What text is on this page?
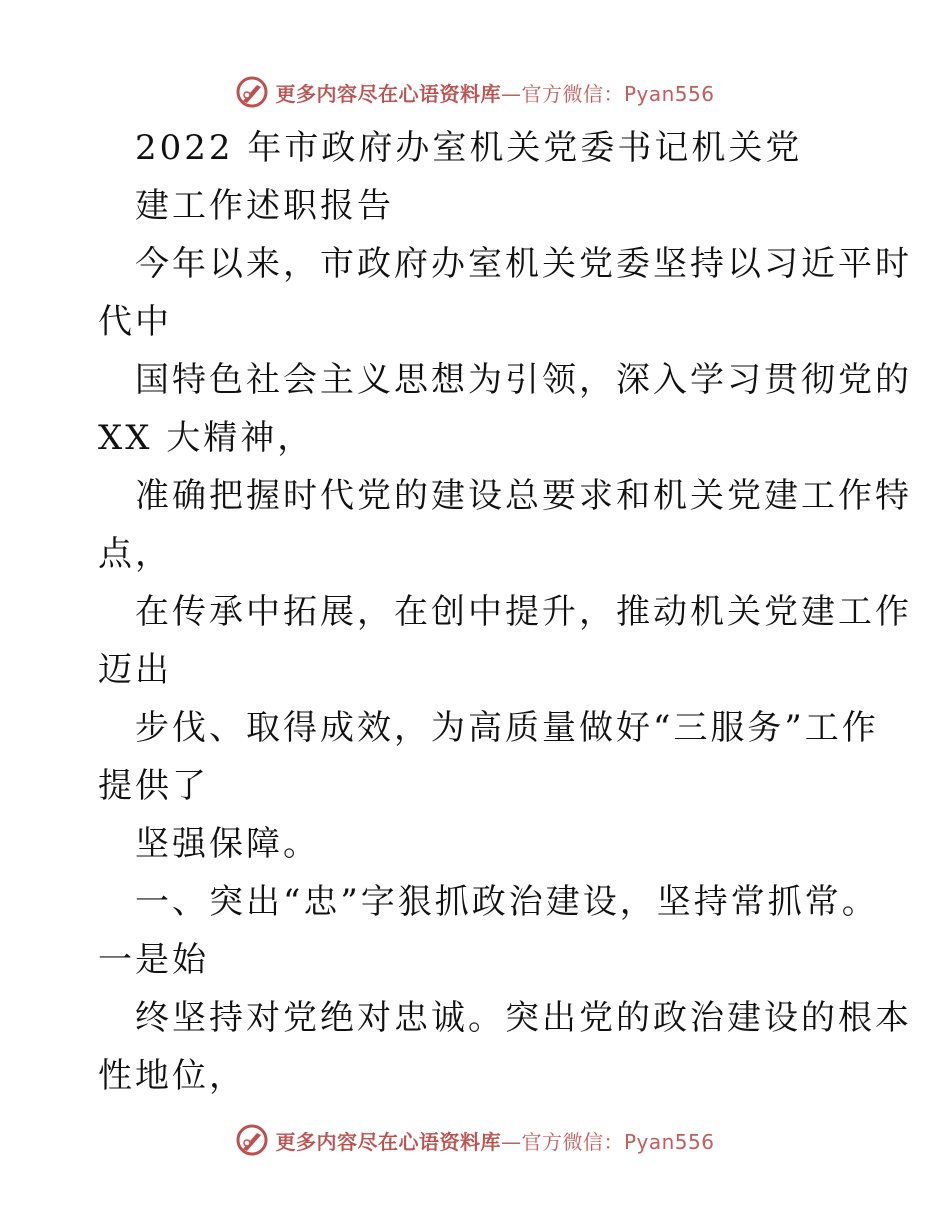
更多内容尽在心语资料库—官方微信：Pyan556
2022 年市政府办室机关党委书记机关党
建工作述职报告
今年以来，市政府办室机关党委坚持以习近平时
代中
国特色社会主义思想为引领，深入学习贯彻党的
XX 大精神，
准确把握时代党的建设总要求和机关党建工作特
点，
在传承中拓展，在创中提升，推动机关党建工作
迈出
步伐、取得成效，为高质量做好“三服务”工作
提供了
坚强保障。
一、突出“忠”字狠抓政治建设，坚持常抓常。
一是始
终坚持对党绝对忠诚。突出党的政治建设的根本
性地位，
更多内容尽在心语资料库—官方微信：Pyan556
-=-=-
• [Exercise brief]
Reproduce the entries above exactly. Do not include the images.

• [Complete answer]
What text is on this page?
更多内容尽在心语资料库—官方微信：Pyan556
2022 年市政府办室机关党委书记机关党
建工作述职报告
今年以来，市政府办室机关党委坚持以习近平时
代中
国特色社会主义思想为引领，深入学习贯彻党的
XX 大精神，
准确把握时代党的建设总要求和机关党建工作特
点，
在传承中拓展，在创中提升，推动机关党建工作
迈出
步伐、取得成效，为高质量做好“三服务”工作
提供了
坚强保障。
一、突出“忠”字狠抓政治建设，坚持常抓常。
一是始
终坚持对党绝对忠诚。突出党的政治建设的根本
性地位，
更多内容尽在心语资料库—官方微信：Pyan556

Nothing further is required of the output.